Quote every line below exactly as it reads.

- Figure data in JSON -
------------------------------------
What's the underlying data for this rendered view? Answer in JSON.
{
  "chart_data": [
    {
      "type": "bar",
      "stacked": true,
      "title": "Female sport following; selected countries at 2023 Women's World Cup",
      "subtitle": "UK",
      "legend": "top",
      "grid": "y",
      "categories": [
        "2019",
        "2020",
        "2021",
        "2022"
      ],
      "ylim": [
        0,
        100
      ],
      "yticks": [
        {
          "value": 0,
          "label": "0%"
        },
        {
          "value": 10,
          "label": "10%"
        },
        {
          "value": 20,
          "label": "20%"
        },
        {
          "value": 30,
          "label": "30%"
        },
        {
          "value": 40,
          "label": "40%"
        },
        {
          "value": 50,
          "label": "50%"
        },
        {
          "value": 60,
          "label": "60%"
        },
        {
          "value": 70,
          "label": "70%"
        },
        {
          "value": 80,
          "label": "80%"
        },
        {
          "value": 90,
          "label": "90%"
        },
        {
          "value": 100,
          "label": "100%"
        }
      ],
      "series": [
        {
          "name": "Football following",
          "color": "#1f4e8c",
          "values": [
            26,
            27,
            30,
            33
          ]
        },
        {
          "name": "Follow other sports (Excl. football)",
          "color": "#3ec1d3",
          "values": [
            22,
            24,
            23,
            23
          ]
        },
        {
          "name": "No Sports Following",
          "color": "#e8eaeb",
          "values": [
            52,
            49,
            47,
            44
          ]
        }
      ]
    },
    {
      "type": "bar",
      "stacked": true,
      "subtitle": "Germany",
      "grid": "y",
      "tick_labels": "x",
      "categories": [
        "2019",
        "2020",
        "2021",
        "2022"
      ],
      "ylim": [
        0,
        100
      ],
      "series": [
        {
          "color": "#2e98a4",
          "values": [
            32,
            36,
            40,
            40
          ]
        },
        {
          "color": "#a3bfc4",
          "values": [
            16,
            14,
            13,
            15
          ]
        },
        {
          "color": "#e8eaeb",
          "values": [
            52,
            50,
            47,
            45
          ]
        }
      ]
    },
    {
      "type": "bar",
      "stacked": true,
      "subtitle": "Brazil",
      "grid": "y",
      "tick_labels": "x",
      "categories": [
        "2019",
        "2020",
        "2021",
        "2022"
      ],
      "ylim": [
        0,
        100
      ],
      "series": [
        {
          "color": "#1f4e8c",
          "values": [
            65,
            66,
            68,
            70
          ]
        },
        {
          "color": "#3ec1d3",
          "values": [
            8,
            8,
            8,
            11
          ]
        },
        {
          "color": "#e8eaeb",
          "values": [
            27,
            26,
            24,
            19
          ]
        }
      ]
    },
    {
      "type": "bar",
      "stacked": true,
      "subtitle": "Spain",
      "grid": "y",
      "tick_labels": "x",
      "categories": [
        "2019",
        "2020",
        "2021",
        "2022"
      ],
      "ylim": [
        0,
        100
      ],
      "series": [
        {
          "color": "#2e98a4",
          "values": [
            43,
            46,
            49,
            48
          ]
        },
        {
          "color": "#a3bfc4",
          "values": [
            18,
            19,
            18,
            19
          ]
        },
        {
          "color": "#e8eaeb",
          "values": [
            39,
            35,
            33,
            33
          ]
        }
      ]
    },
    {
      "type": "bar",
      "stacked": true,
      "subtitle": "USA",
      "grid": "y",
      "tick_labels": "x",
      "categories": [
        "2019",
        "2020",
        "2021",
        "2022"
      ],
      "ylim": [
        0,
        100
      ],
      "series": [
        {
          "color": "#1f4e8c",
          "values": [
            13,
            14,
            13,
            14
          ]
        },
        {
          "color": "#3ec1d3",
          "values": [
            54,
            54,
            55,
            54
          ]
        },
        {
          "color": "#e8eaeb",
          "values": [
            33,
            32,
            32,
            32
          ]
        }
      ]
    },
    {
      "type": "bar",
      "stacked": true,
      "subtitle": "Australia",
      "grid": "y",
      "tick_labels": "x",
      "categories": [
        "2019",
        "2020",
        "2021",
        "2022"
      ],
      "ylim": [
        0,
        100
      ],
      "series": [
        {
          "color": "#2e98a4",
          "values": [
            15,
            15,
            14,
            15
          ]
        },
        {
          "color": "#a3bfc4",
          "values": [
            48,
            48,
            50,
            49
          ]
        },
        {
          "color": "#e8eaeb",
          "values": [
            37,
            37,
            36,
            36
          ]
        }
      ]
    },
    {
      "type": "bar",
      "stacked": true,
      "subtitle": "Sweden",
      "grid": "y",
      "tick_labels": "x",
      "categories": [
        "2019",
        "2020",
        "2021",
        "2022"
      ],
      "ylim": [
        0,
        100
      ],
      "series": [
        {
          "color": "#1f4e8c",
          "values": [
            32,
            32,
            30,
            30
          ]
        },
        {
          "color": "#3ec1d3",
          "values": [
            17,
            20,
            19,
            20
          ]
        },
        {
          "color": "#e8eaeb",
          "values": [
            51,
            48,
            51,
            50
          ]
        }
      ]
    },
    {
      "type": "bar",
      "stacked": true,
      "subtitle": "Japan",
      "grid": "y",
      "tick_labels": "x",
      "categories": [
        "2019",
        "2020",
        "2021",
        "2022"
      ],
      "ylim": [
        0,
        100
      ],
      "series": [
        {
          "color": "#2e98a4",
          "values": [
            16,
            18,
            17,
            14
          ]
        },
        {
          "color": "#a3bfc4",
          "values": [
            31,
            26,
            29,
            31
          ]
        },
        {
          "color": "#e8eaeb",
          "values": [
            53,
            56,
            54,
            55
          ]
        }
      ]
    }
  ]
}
------------------------------------
- Answer to the problem -
What's the underlying data for this rendered view? Answer in JSON.
{
  "chart_data": [
    {
      "type": "bar",
      "stacked": true,
      "title": "Female sport following; selected countries at 2023 Women's World Cup",
      "subtitle": "UK",
      "legend": "top",
      "grid": "y",
      "categories": [
        "2019",
        "2020",
        "2021",
        "2022"
      ],
      "ylim": [
        0,
        100
      ],
      "yticks": [
        {
          "value": 0,
          "label": "0%"
        },
        {
          "value": 10,
          "label": "10%"
        },
        {
          "value": 20,
          "label": "20%"
        },
        {
          "value": 30,
          "label": "30%"
        },
        {
          "value": 40,
          "label": "40%"
        },
        {
          "value": 50,
          "label": "50%"
        },
        {
          "value": 60,
          "label": "60%"
        },
        {
          "value": 70,
          "label": "70%"
        },
        {
          "value": 80,
          "label": "80%"
        },
        {
          "value": 90,
          "label": "90%"
        },
        {
          "value": 100,
          "label": "100%"
        }
      ],
      "series": [
        {
          "name": "Football following",
          "color": "#1f4e8c",
          "values": [
            26,
            27,
            30,
            33
          ]
        },
        {
          "name": "Follow other sports (Excl. football)",
          "color": "#3ec1d3",
          "values": [
            22,
            24,
            23,
            23
          ]
        },
        {
          "name": "No Sports Following",
          "color": "#e8eaeb",
          "values": [
            52,
            49,
            47,
            44
          ]
        }
      ]
    },
    {
      "type": "bar",
      "stacked": true,
      "subtitle": "Germany",
      "grid": "y",
      "tick_labels": "x",
      "categories": [
        "2019",
        "2020",
        "2021",
        "2022"
      ],
      "ylim": [
        0,
        100
      ],
      "series": [
        {
          "color": "#2e98a4",
          "values": [
            32,
            36,
            40,
            40
          ]
        },
        {
          "color": "#a3bfc4",
          "values": [
            16,
            14,
            13,
            15
          ]
        },
        {
          "color": "#e8eaeb",
          "values": [
            52,
            50,
            47,
            45
          ]
        }
      ]
    },
    {
      "type": "bar",
      "stacked": true,
      "subtitle": "Brazil",
      "grid": "y",
      "tick_labels": "x",
      "categories": [
        "2019",
        "2020",
        "2021",
        "2022"
      ],
      "ylim": [
        0,
        100
      ],
      "series": [
        {
          "color": "#1f4e8c",
          "values": [
            65,
            66,
            68,
            70
          ]
        },
        {
          "color": "#3ec1d3",
          "values": [
            8,
            8,
            8,
            11
          ]
        },
        {
          "color": "#e8eaeb",
          "values": [
            27,
            26,
            24,
            19
          ]
        }
      ]
    },
    {
      "type": "bar",
      "stacked": true,
      "subtitle": "Spain",
      "grid": "y",
      "tick_labels": "x",
      "categories": [
        "2019",
        "2020",
        "2021",
        "2022"
      ],
      "ylim": [
        0,
        100
      ],
      "series": [
        {
          "color": "#2e98a4",
          "values": [
            43,
            46,
            49,
            48
          ]
        },
        {
          "color": "#a3bfc4",
          "values": [
            18,
            19,
            18,
            19
          ]
        },
        {
          "color": "#e8eaeb",
          "values": [
            39,
            35,
            33,
            33
          ]
        }
      ]
    },
    {
      "type": "bar",
      "stacked": true,
      "subtitle": "USA",
      "grid": "y",
      "tick_labels": "x",
      "categories": [
        "2019",
        "2020",
        "2021",
        "2022"
      ],
      "ylim": [
        0,
        100
      ],
      "series": [
        {
          "color": "#1f4e8c",
          "values": [
            13,
            14,
            13,
            14
          ]
        },
        {
          "color": "#3ec1d3",
          "values": [
            54,
            54,
            55,
            54
          ]
        },
        {
          "color": "#e8eaeb",
          "values": [
            33,
            32,
            32,
            32
          ]
        }
      ]
    },
    {
      "type": "bar",
      "stacked": true,
      "subtitle": "Australia",
      "grid": "y",
      "tick_labels": "x",
      "categories": [
        "2019",
        "2020",
        "2021",
        "2022"
      ],
      "ylim": [
        0,
        100
      ],
      "series": [
        {
          "color": "#2e98a4",
          "values": [
            15,
            15,
            14,
            15
          ]
        },
        {
          "color": "#a3bfc4",
          "values": [
            48,
            48,
            50,
            49
          ]
        },
        {
          "color": "#e8eaeb",
          "values": [
            37,
            37,
            36,
            36
          ]
        }
      ]
    },
    {
      "type": "bar",
      "stacked": true,
      "subtitle": "Sweden",
      "grid": "y",
      "tick_labels": "x",
      "categories": [
        "2019",
        "2020",
        "2021",
        "2022"
      ],
      "ylim": [
        0,
        100
      ],
      "series": [
        {
          "color": "#1f4e8c",
          "values": [
            32,
            32,
            30,
            30
          ]
        },
        {
          "color": "#3ec1d3",
          "values": [
            17,
            20,
            19,
            20
          ]
        },
        {
          "color": "#e8eaeb",
          "values": [
            51,
            48,
            51,
            50
          ]
        }
      ]
    },
    {
      "type": "bar",
      "stacked": true,
      "subtitle": "Japan",
      "grid": "y",
      "tick_labels": "x",
      "categories": [
        "2019",
        "2020",
        "2021",
        "2022"
      ],
      "ylim": [
        0,
        100
      ],
      "series": [
        {
          "color": "#2e98a4",
          "values": [
            16,
            18,
            17,
            14
          ]
        },
        {
          "color": "#a3bfc4",
          "values": [
            31,
            26,
            29,
            31
          ]
        },
        {
          "color": "#e8eaeb",
          "values": [
            53,
            56,
            54,
            55
          ]
        }
      ]
    }
  ]
}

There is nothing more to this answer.